=== The task ===
Bring together all lines of the material below that contain the string "työntekijän".

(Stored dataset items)
○ ○ ○

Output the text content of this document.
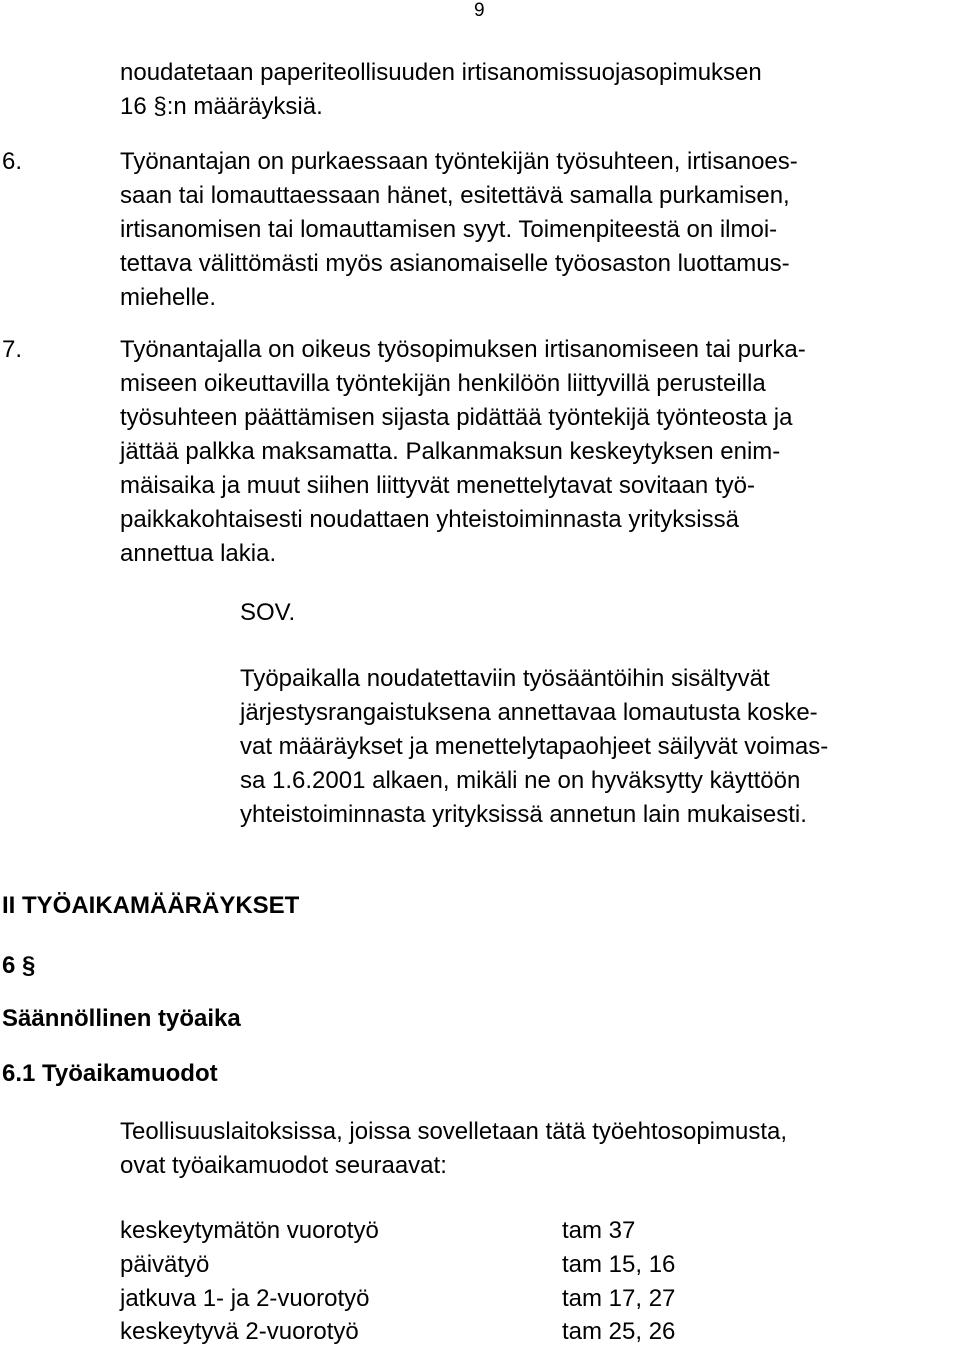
9
noudatetaan paperiteollisuuden irtisanomissuojasopimuksen
16 §:n määräyksiä.
6.	Työnantajan on purkaessaan työntekijän työsuhteen, irtisanoes-
saan tai lomauttaessaan hänet, esitettävä samalla purkamisen,
irtisanomisen tai lomauttamisen syyt. Toimenpiteestä on ilmoi-
tettava välittömästi myös asianomaiselle työosaston luottamus-
miehelle.
7.	Työnantajalla on oikeus työsopimuksen irtisanomiseen tai purka-
miseen oikeuttavilla työntekijän henkilöön liittyvillä perusteilla
työsuhteen päättämisen sijasta pidättää työntekijä työnteosta ja
jättää palkka maksamatta. Palkanmaksun keskeytyksen enim-
mäisaika ja muut siihen liittyvät menettelytavat sovitaan työ-
paikkakohtaisesti noudattaen yhteistoiminnasta yrityksissä
annettua lakia.
SOV.
Työpaikalla noudatettaviin työsääntöihin sisältyvät
järjestysrangaistuksena annettavaa lomautusta koske-
vat määräykset ja menettelytapaohjeet säilyvät voimas-
sa 1.6.2001 alkaen, mikäli ne on hyväksytty käyttöön
yhteistoiminnasta yrityksissä annetun lain mukaisesti.
II TYÖAIKAMÄÄRÄYKSET
6 §
Säännöllinen työaika
6.1 Työaikamuodot
Teollisuuslaitoksissa, joissa sovelletaan tätä työehtosopimusta,
ovat työaikamuodot seuraavat:
keskeytymätön vuorotyö	tam 37
päivätyö	tam 15, 16
jatkuva 1- ja 2-vuorotyö	tam 17, 27
keskeytyvä 2-vuorotyö	tam 25, 26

○ ○ ○

=== Completed task ===
6.	Työnantajan on purkaessaan työntekijän työsuhteen, irtisanoes-
miseen oikeuttavilla työntekijän henkilöön liittyvillä perusteilla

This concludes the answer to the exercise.